TRAVAIL DEMANDÉ ::
Répondez, s'il vous plaît, en vous appuyant sur le texte consacré à Valmont :
(a) Qui a rappelé à Mme de Tourvel que la liste des victimes de Valmont est très longue ?
(b) Quelle phrase Mme de Tourvel ajoute-t-elle naïvement, avouant ainsi son besoin de croire ?
(c) Quel ouvrage de Bossuet Mme de Tourvel n'a-t-elle sans doute pas lu ?

TEXTE À LIRE ::
Mais le lecteur ne peut s'empêcher de se dire ironiquement qu'elle a encore plus raison qu'elle ne le pense elle-même. Car, si Valmont est peut-être bien un exemple du danger des liaisons, au sens que Mme de Tourvel donne à cette formule, il l'est aussi et d'abord en un tout autre sens. Il ne l'est pas seulement passivement; il l'est aussi, et bien plus évidemment, activement. Quand bien même il serait une victime du danger des liaisons, il est encore bien davantage un danger lui-même, et la liste de ses victimes est très longue, comme Mme de Volanges l'a rappelé à Mme de Tourvel [41], et comme elle le lui rappellera encore dans sa réponse [42]. Elle ne manquera pas, d'ailleurs, de relever la formule de Mme de Tourvel et de faire à ce sujet la remarque qui s'imposait : "quand il ne serait, comme vous le dites, qu'un exemple du danger des liaisons, en serait-il moins lui-même une liaison dangereuse ? [43]" Elle entend par là faire comprendre à la Présidente qu'à l'oublier, c'est elle-même qui risque fort de devenir aussi un exemple de plus du danger des liaisons.
Assurément Mme de Volanges, qui dira à Mme de Tourvel être effrayée de la chaleur avec laquelle elle le défend [44], aura deviné que la principale raison pour laquelle elle s'est persuadée que Valmont avait surtout été jusque-là la victime de ses mauvaises fréquentations, c'est qu'elle éprouvait un impérieux besoin de le croire. D'ailleurs, sans s'en rendre compte, Mme de Tourvel l'avoue elle-même lorsqu'elle ajoute naïvement : "Je m'arrête à cette idée qui me plaît". Bien qu'elle ait de pieuses lectures, elle n'a sans doute pas lu le Traité de la connaissance de Dieu et de soi-même de Bossuet. C'est bien dommage, car elle y aurait appris que "Le plus grand déréglement de l'esprit, c'est de croire les choses parce qu'on veut qu'elles soient, et non parce qu'on a vu qu'elles sont en effet [45]. C'est sans doute là une des choses les plus justes que Bossuet ait jamais dites, même si l'on peut penser qi'il était bien mal placé pour la dire. Quoi qu'il en soit, avant de s'arrêter à cette idée qui lui plaît, Mme de Tourvel aurait bien fait de chercher à savoir un peu mieux pourquoi elle lui plaisait. Peut-être alors aurait-elle ensuite été moins portée à s'y arrêter.

ENTRÉES FOURNIES ::
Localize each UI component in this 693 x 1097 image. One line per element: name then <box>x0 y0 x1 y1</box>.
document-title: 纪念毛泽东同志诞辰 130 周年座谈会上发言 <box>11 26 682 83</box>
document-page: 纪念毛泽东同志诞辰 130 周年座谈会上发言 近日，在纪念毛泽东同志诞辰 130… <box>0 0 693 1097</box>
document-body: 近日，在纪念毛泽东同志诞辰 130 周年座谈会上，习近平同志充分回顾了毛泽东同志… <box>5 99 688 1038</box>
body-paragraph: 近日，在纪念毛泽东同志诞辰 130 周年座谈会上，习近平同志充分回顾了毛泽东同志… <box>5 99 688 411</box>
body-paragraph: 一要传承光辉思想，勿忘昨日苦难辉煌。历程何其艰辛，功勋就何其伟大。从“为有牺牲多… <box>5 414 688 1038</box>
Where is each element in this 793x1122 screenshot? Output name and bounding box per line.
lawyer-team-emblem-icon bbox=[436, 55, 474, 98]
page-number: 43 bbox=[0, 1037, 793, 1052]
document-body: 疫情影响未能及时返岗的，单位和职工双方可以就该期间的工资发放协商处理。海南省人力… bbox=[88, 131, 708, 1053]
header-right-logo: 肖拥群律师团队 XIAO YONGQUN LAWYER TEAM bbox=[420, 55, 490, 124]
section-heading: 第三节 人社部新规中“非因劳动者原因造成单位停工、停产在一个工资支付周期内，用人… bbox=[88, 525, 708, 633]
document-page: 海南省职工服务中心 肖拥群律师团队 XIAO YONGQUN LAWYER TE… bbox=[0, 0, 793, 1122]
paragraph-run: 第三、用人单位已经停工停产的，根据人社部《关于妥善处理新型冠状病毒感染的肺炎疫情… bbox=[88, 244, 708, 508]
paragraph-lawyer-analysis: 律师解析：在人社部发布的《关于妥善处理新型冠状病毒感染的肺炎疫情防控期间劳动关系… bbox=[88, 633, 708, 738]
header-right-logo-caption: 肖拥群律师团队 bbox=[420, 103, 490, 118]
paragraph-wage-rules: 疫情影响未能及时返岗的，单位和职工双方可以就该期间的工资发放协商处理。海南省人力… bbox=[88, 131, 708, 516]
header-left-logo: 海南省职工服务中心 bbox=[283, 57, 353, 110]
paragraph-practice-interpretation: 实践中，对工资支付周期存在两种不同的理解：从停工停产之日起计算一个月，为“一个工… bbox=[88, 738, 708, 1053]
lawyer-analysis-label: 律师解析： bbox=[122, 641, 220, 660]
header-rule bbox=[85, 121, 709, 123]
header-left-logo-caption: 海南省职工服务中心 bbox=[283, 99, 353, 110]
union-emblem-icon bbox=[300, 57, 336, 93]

RÉPONSE COMPLÈTE ::
(a) Mme de Volanges.
(b) « Je m'arrête à cette idée qui me plaît. »
(c) Le Traité de la connaissance de Dieu et de soi-même.